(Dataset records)
:::::
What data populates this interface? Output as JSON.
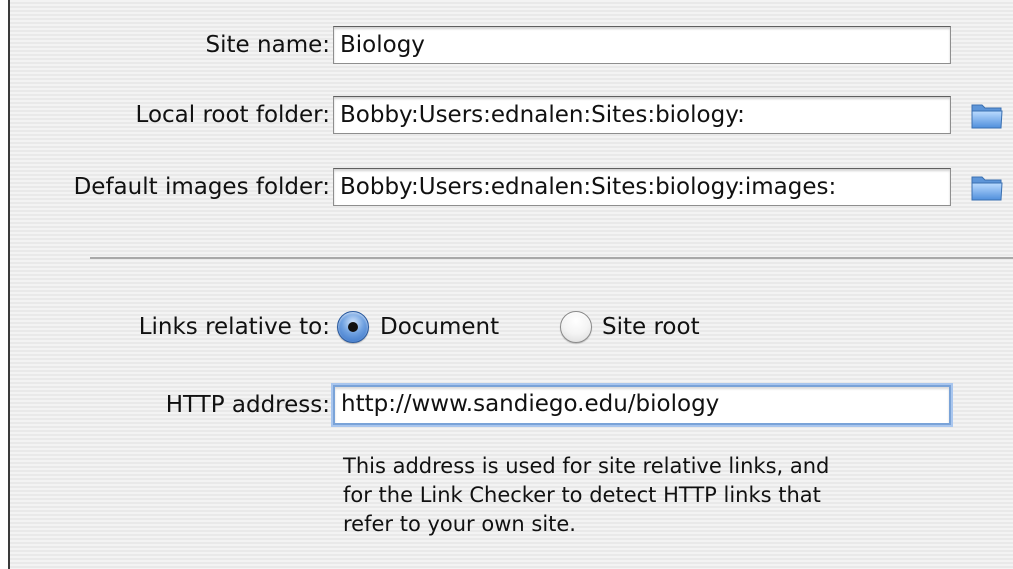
{
  "site_name": {
    "label": "Site name:",
    "value": "Biology"
  },
  "local_root_folder": {
    "label": "Local root folder:",
    "value": "Bobby:Users:ednalen:Sites:biology:",
    "browse_icon": "folder-icon"
  },
  "default_images_folder": {
    "label": "Default images folder:",
    "value": "Bobby:Users:ednalen:Sites:biology:images:",
    "browse_icon": "folder-icon"
  },
  "links_relative_to": {
    "label": "Links relative to:",
    "options": [
      {
        "label": "Document",
        "selected": true
      },
      {
        "label": "Site root",
        "selected": false
      }
    ]
  },
  "http_address": {
    "label": "HTTP address:",
    "value": "http://www.sandiego.edu/biology"
  },
  "help_text": [
    "This address is used for site relative links, and",
    "for the Link Checker to detect HTTP links that",
    "refer to your own site."
  ],
  "colors": {
    "focus_ring": "#7aa3d8",
    "radio_selected": "#2f6bc2",
    "folder_icon": "#6fa6e6"
  }
}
:::::
Copy out all of the data word for word. Do not carry over any picture.

■ **EXERCISE OUTPUT**:
What data populates this interface? Output as JSON.
{
  "site_name": {
    "label": "Site name:",
    "value": "Biology"
  },
  "local_root_folder": {
    "label": "Local root folder:",
    "value": "Bobby:Users:ednalen:Sites:biology:",
    "browse_icon": "folder-icon"
  },
  "default_images_folder": {
    "label": "Default images folder:",
    "value": "Bobby:Users:ednalen:Sites:biology:images:",
    "browse_icon": "folder-icon"
  },
  "links_relative_to": {
    "label": "Links relative to:",
    "options": [
      {
        "label": "Document",
        "selected": true
      },
      {
        "label": "Site root",
        "selected": false
      }
    ]
  },
  "http_address": {
    "label": "HTTP address:",
    "value": "http://www.sandiego.edu/biology"
  },
  "help_text": [
    "This address is used for site relative links, and",
    "for the Link Checker to detect HTTP links that",
    "refer to your own site."
  ],
  "colors": {
    "focus_ring": "#7aa3d8",
    "radio_selected": "#2f6bc2",
    "folder_icon": "#6fa6e6"
  }
}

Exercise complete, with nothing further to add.